Select all lines with the string "structured" in them, and copy those lines.

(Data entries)
****************************************
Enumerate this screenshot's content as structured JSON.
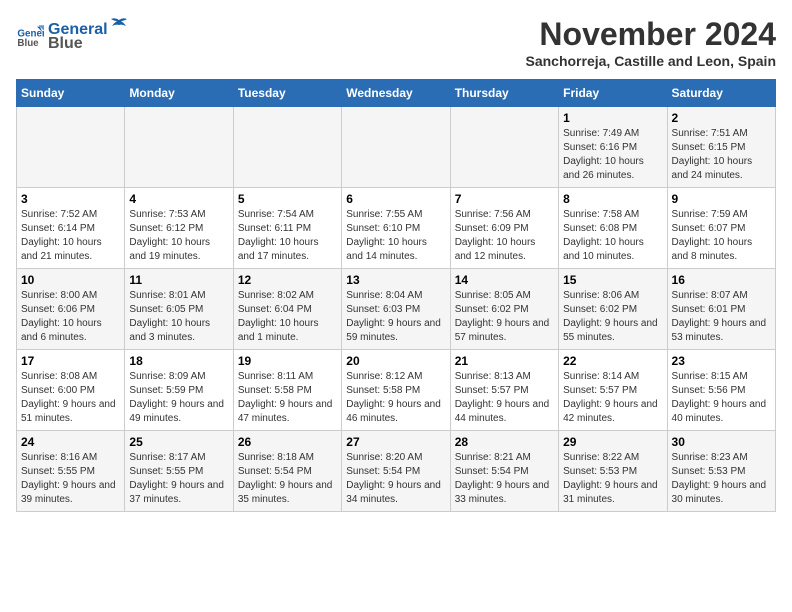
{
  "logo": {
    "line1": "General",
    "line2": "Blue"
  },
  "title": "November 2024",
  "subtitle": "Sanchorreja, Castille and Leon, Spain",
  "days_of_week": [
    "Sunday",
    "Monday",
    "Tuesday",
    "Wednesday",
    "Thursday",
    "Friday",
    "Saturday"
  ],
  "weeks": [
    [
      {
        "day": "",
        "info": ""
      },
      {
        "day": "",
        "info": ""
      },
      {
        "day": "",
        "info": ""
      },
      {
        "day": "",
        "info": ""
      },
      {
        "day": "",
        "info": ""
      },
      {
        "day": "1",
        "info": "Sunrise: 7:49 AM\nSunset: 6:16 PM\nDaylight: 10 hours and 26 minutes."
      },
      {
        "day": "2",
        "info": "Sunrise: 7:51 AM\nSunset: 6:15 PM\nDaylight: 10 hours and 24 minutes."
      }
    ],
    [
      {
        "day": "3",
        "info": "Sunrise: 7:52 AM\nSunset: 6:14 PM\nDaylight: 10 hours and 21 minutes."
      },
      {
        "day": "4",
        "info": "Sunrise: 7:53 AM\nSunset: 6:12 PM\nDaylight: 10 hours and 19 minutes."
      },
      {
        "day": "5",
        "info": "Sunrise: 7:54 AM\nSunset: 6:11 PM\nDaylight: 10 hours and 17 minutes."
      },
      {
        "day": "6",
        "info": "Sunrise: 7:55 AM\nSunset: 6:10 PM\nDaylight: 10 hours and 14 minutes."
      },
      {
        "day": "7",
        "info": "Sunrise: 7:56 AM\nSunset: 6:09 PM\nDaylight: 10 hours and 12 minutes."
      },
      {
        "day": "8",
        "info": "Sunrise: 7:58 AM\nSunset: 6:08 PM\nDaylight: 10 hours and 10 minutes."
      },
      {
        "day": "9",
        "info": "Sunrise: 7:59 AM\nSunset: 6:07 PM\nDaylight: 10 hours and 8 minutes."
      }
    ],
    [
      {
        "day": "10",
        "info": "Sunrise: 8:00 AM\nSunset: 6:06 PM\nDaylight: 10 hours and 6 minutes."
      },
      {
        "day": "11",
        "info": "Sunrise: 8:01 AM\nSunset: 6:05 PM\nDaylight: 10 hours and 3 minutes."
      },
      {
        "day": "12",
        "info": "Sunrise: 8:02 AM\nSunset: 6:04 PM\nDaylight: 10 hours and 1 minute."
      },
      {
        "day": "13",
        "info": "Sunrise: 8:04 AM\nSunset: 6:03 PM\nDaylight: 9 hours and 59 minutes."
      },
      {
        "day": "14",
        "info": "Sunrise: 8:05 AM\nSunset: 6:02 PM\nDaylight: 9 hours and 57 minutes."
      },
      {
        "day": "15",
        "info": "Sunrise: 8:06 AM\nSunset: 6:02 PM\nDaylight: 9 hours and 55 minutes."
      },
      {
        "day": "16",
        "info": "Sunrise: 8:07 AM\nSunset: 6:01 PM\nDaylight: 9 hours and 53 minutes."
      }
    ],
    [
      {
        "day": "17",
        "info": "Sunrise: 8:08 AM\nSunset: 6:00 PM\nDaylight: 9 hours and 51 minutes."
      },
      {
        "day": "18",
        "info": "Sunrise: 8:09 AM\nSunset: 5:59 PM\nDaylight: 9 hours and 49 minutes."
      },
      {
        "day": "19",
        "info": "Sunrise: 8:11 AM\nSunset: 5:58 PM\nDaylight: 9 hours and 47 minutes."
      },
      {
        "day": "20",
        "info": "Sunrise: 8:12 AM\nSunset: 5:58 PM\nDaylight: 9 hours and 46 minutes."
      },
      {
        "day": "21",
        "info": "Sunrise: 8:13 AM\nSunset: 5:57 PM\nDaylight: 9 hours and 44 minutes."
      },
      {
        "day": "22",
        "info": "Sunrise: 8:14 AM\nSunset: 5:57 PM\nDaylight: 9 hours and 42 minutes."
      },
      {
        "day": "23",
        "info": "Sunrise: 8:15 AM\nSunset: 5:56 PM\nDaylight: 9 hours and 40 minutes."
      }
    ],
    [
      {
        "day": "24",
        "info": "Sunrise: 8:16 AM\nSunset: 5:55 PM\nDaylight: 9 hours and 39 minutes."
      },
      {
        "day": "25",
        "info": "Sunrise: 8:17 AM\nSunset: 5:55 PM\nDaylight: 9 hours and 37 minutes."
      },
      {
        "day": "26",
        "info": "Sunrise: 8:18 AM\nSunset: 5:54 PM\nDaylight: 9 hours and 35 minutes."
      },
      {
        "day": "27",
        "info": "Sunrise: 8:20 AM\nSunset: 5:54 PM\nDaylight: 9 hours and 34 minutes."
      },
      {
        "day": "28",
        "info": "Sunrise: 8:21 AM\nSunset: 5:54 PM\nDaylight: 9 hours and 33 minutes."
      },
      {
        "day": "29",
        "info": "Sunrise: 8:22 AM\nSunset: 5:53 PM\nDaylight: 9 hours and 31 minutes."
      },
      {
        "day": "30",
        "info": "Sunrise: 8:23 AM\nSunset: 5:53 PM\nDaylight: 9 hours and 30 minutes."
      }
    ]
  ]
}
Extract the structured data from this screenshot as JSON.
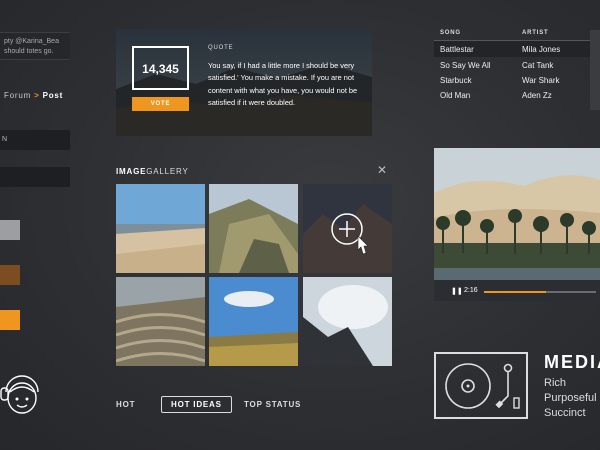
{
  "left": {
    "tweet_text": "pty @Karina_Bea",
    "tweet_text2": "should totes go.",
    "breadcrumb": {
      "previous": "Forum",
      "separator": ">",
      "current": "Post"
    },
    "field_1": "N",
    "field_2": "",
    "swatches": [
      "#9d9ea2",
      "#7c4d21",
      "#ee961e"
    ]
  },
  "quote_card": {
    "stat_value": "14,345",
    "vote_label": "VOTE",
    "label": "QUOTE",
    "text": "You say, if I had a little more I should be very satisfied.' You make a mistake. If you are not content with what you have, you would not be satisfied if it were doubled."
  },
  "gallery": {
    "title_bold": "IMAGE",
    "title_rest": "GALLERY",
    "close_icon": "close-icon",
    "add_icon": "plus-icon",
    "cursor_icon": "hand-pointer-icon"
  },
  "tabs": [
    {
      "label": "HOT"
    },
    {
      "label": "HOT IDEAS",
      "active": true
    },
    {
      "label": "TOP STATUS"
    }
  ],
  "songs": {
    "headers": {
      "song": "SONG",
      "artist": "ARTIST"
    },
    "rows": [
      {
        "song": "Battlestar",
        "artist": "Mila Jones",
        "highlighted": true
      },
      {
        "song": "So Say We All",
        "artist": "Cat Tank"
      },
      {
        "song": "Starbuck",
        "artist": "War Shark"
      },
      {
        "song": "Old Man",
        "artist": "Aden Zz"
      }
    ]
  },
  "video": {
    "time": "2:16",
    "progress": 0.55,
    "accent": "#ee961e"
  },
  "media": {
    "title": "MEDIA",
    "words": [
      "Rich",
      "Purposeful",
      "Succinct"
    ],
    "icon": "turntable-icon"
  }
}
****************************************
▶ [Exercise output]
Enumerate this screenshot's content as structured JSON.
Extract the structured data from this screenshot as JSON.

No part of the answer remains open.